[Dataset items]
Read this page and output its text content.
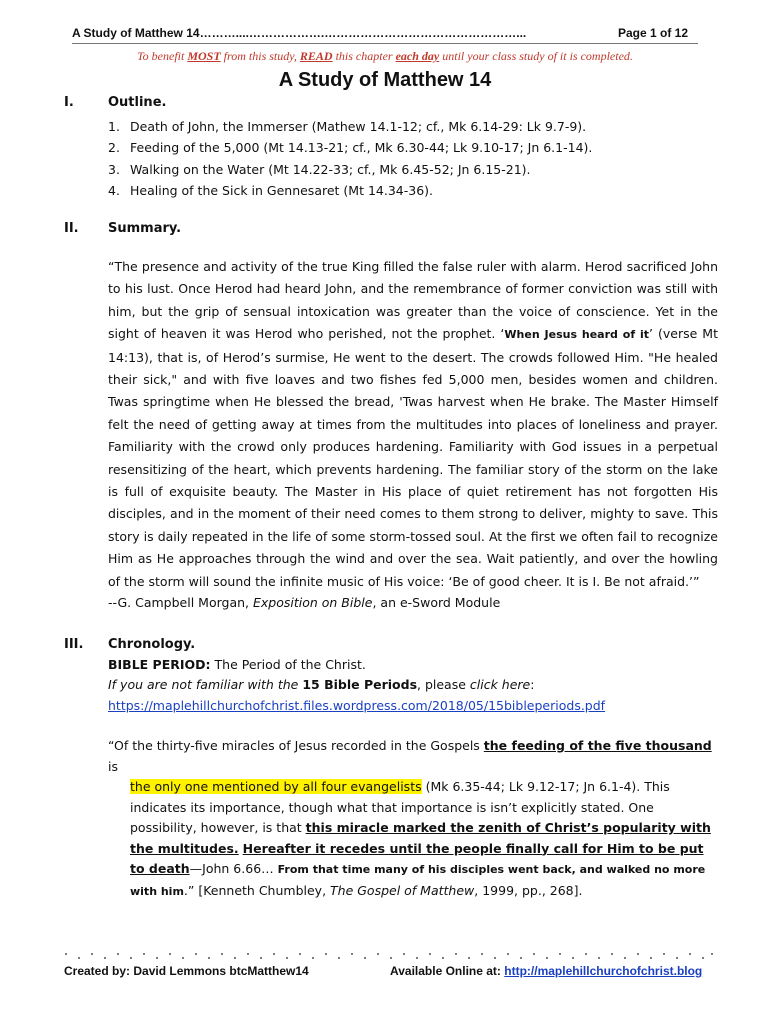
A Study of Matthew 14………....……………….…………………………………………...	Page 1 of 12
To benefit MOST from this study, READ this chapter each day until your class study of it is completed.
A Study of Matthew 14
I.	Outline.
1. Death of John, the Immerser (Mathew 14.1-12; cf., Mk 6.14-29: Lk 9.7-9).
2. Feeding of the 5,000 (Mt 14.13-21; cf., Mk 6.30-44; Lk 9.10-17; Jn 6.1-14).
3. Walking on the Water (Mt 14.22-33; cf., Mk 6.45-52; Jn 6.15-21).
4. Healing of the Sick in Gennesaret (Mt 14.34-36).
II. Summary.
“The presence and activity of the true King filled the false ruler with alarm. Herod sacrificed John to his lust. Once Herod had heard John, and the remembrance of former conviction was still with him, but the grip of sensual intoxication was greater than the voice of conscience. Yet in the sight of heaven it was Herod who perished, not the prophet. ‘When Jesus heard of it’ (verse Mt 14:13), that is, of Herod’s surmise, He went to the desert. The crowds followed Him. "He healed their sick," and with five loaves and two fishes fed 5,000 men, besides women and children. Twas springtime when He blessed the bread, 'Twas harvest when He brake. The Master Himself felt the need of getting away at times from the multitudes into places of loneliness and prayer. Familiarity with the crowd only produces hardening. Familiarity with God issues in a perpetual resensitizing of the heart, which prevents hardening. The familiar story of the storm on the lake is full of exquisite beauty. The Master in His place of quiet retirement has not forgotten His disciples, and in the moment of their need comes to them strong to deliver, mighty to save. This story is daily repeated in the life of some storm-tossed soul. At the first we often fail to recognize Him as He approaches through the wind and over the sea. Wait patiently, and over the howling of the storm will sound the infinite music of His voice: ‘Be of good cheer. It is I. Be not afraid.’”
--G. Campbell Morgan, Exposition on Bible, an e-Sword Module
III. Chronology.
BIBLE PERIOD: The Period of the Christ.
If you are not familiar with the 15 Bible Periods, please click here:
https://maplehillchurchofchrist.files.wordpress.com/2018/05/15bibleperiods.pdf
“Of the thirty-five miracles of Jesus recorded in the Gospels the feeding of the five thousand is
the only one mentioned by all four evangelists (Mk 6.35-44; Lk 9.12-17; Jn 6.1-4). This indicates its importance, though what that importance is isn’t explicitly stated. One possibility, however, is that this miracle marked the zenith of Christ’s popularity with the multitudes. Hereafter it recedes until the people finally call for Him to be put to death—John 6.66… From that time many of his disciples went back, and walked no more with him.” [Kenneth Chumbley, The Gospel of Matthew, 1999, pp., 268].
Created by: David Lemmons btcMatthew14	Available Online at: http://maplehillchurchofchrist.blog
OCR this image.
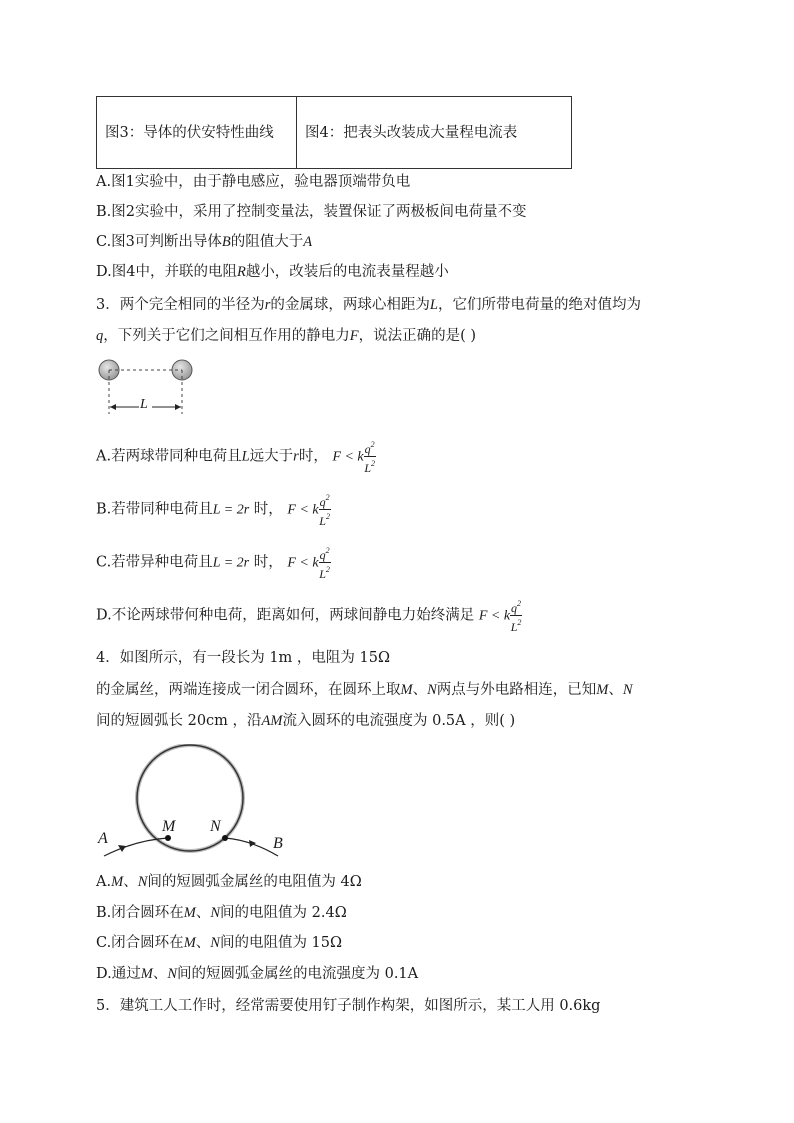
图3：导体的伏安特性曲线	图4：把表头改装成大量程电流表
A.图1实验中，由于静电感应，验电器顶端带负电
B.图2实验中，采用了控制变量法，装置保证了两极板间电荷量不变
C.图3可判断出导体B的阻值大于A
D.图4中，并联的电阻R越小，改装后的电流表量程越小
3．两个完全相同的半径为r的金属球，两球心相距为L，它们所带电荷量的绝对值均为
q，下列关于它们之间相互作用的静电力F，说法正确的是( )
L
A.若两球带同种电荷且L远大于r时， F < k $\frac{q^2}{L^2}$
B.若带同种电荷且L = 2r 时， F < k $\frac{q^2}{L^2}$
C.若带异种电荷且L = 2r 时， F < k $\frac{q^2}{L^2}$
D.不论两球带何种电荷，距离如何，两球间静电力始终满足 F < k $\frac{q^2}{L^2}$
4．如图所示，有一段长为 1m ，电阻为 15Ω
的金属丝，两端连接成一闭合圆环，在圆环上取M、N两点与外电路相连，已知M、N
间的短圆弧长 20cm ，沿AM流入圆环的电流强度为 0.5A ，则( )
A
M N
B
A.M、N间的短圆弧金属丝的电阻值为 4Ω
B.闭合圆环在M、N间的电阻值为 2.4Ω
C.闭合圆环在M、N间的电阻值为 15Ω
D.通过M、N间的短圆弧金属丝的电流强度为 0.1A
5．建筑工人工作时，经常需要使用钉子制作构架，如图所示，某工人用 0.6kg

◆ WHAT TO WORK ON ◆
Apart from the pictures, the entries above are to be repeated in full and exactly.

◆ TASK RESPONSE ◆
Read this page and output its text content.
A Study of Matthew 14………....……………….…………………………………………...	Page 1 of 12
To benefit MOST from this study, READ this chapter each day until your class study of it is completed.
A Study of Matthew 14
I.	Outline.
1. Death of John, the Immerser (Mathew 14.1-12; cf., Mk 6.14-29: Lk 9.7-9).
2. Feeding of the 5,000 (Mt 14.13-21; cf., Mk 6.30-44; Lk 9.10-17; Jn 6.1-14).
3. Walking on the Water (Mt 14.22-33; cf., Mk 6.45-52; Jn 6.15-21).
4. Healing of the Sick in Gennesaret (Mt 14.34-36).
II. Summary.
“The presence and activity of the true King filled the false ruler with alarm. Herod sacrificed John to his lust. Once Herod had heard John, and the remembrance of former conviction was still with him, but the grip of sensual intoxication was greater than the voice of conscience. Yet in the sight of heaven it was Herod who perished, not the prophet. ‘When Jesus heard of it’ (verse Mt 14:13), that is, of Herod’s surmise, He went to the desert. The crowds followed Him. "He healed their sick," and with five loaves and two fishes fed 5,000 men, besides women and children. Twas springtime when He blessed the bread, 'Twas harvest when He brake. The Master Himself felt the need of getting away at times from the multitudes into places of loneliness and prayer. Familiarity with the crowd only produces hardening. Familiarity with God issues in a perpetual resensitizing of the heart, which prevents hardening. The familiar story of the storm on the lake is full of exquisite beauty. The Master in His place of quiet retirement has not forgotten His disciples, and in the moment of their need comes to them strong to deliver, mighty to save. This story is daily repeated in the life of some storm-tossed soul. At the first we often fail to recognize Him as He approaches through the wind and over the sea. Wait patiently, and over the howling of the storm will sound the infinite music of His voice: ‘Be of good cheer. It is I. Be not afraid.’”
--G. Campbell Morgan, Exposition on Bible, an e-Sword Module
III. Chronology.
BIBLE PERIOD: The Period of the Christ.
If you are not familiar with the 15 Bible Periods, please click here:
https://maplehillchurchofchrist.files.wordpress.com/2018/05/15bibleperiods.pdf
“Of the thirty-five miracles of Jesus recorded in the Gospels the feeding of the five thousand is
the only one mentioned by all four evangelists (Mk 6.35-44; Lk 9.12-17; Jn 6.1-4). This indicates its importance, though what that importance is isn’t explicitly stated. One possibility, however, is that this miracle marked the zenith of Christ’s popularity with the multitudes. Hereafter it recedes until the people finally call for Him to be put to death—John 6.66… From that time many of his disciples went back, and walked no more with him.” [Kenneth Chumbley, The Gospel of Matthew, 1999, pp., 268].
Created by: David Lemmons btcMatthew14	Available Online at: http://maplehillchurchofchrist.blog
OCR this image.
图3：导体的伏安特性曲线	图4：把表头改装成大量程电流表
A.图1实验中，由于静电感应，验电器顶端带负电
B.图2实验中，采用了控制变量法，装置保证了两极板间电荷量不变
C.图3可判断出导体B的阻值大于A
D.图4中，并联的电阻R越小，改装后的电流表量程越小
3．两个完全相同的半径为r的金属球，两球心相距为L，它们所带电荷量的绝对值均为
q，下列关于它们之间相互作用的静电力F，说法正确的是( )
L
A.若两球带同种电荷且L远大于r时， F < k $\frac{q^2}{L^2}$
B.若带同种电荷且L = 2r 时， F < k $\frac{q^2}{L^2}$
C.若带异种电荷且L = 2r 时， F < k $\frac{q^2}{L^2}$
D.不论两球带何种电荷，距离如何，两球间静电力始终满足 F < k $\frac{q^2}{L^2}$
4．如图所示，有一段长为 1m ，电阻为 15Ω
的金属丝，两端连接成一闭合圆环，在圆环上取M、N两点与外电路相连，已知M、N
间的短圆弧长 20cm ，沿AM流入圆环的电流强度为 0.5A ，则( )
A
M N
B
A.M、N间的短圆弧金属丝的电阻值为 4Ω
B.闭合圆环在M、N间的电阻值为 2.4Ω
C.闭合圆环在M、N间的电阻值为 15Ω
D.通过M、N间的短圆弧金属丝的电流强度为 0.1A
5．建筑工人工作时，经常需要使用钉子制作构架，如图所示，某工人用 0.6kg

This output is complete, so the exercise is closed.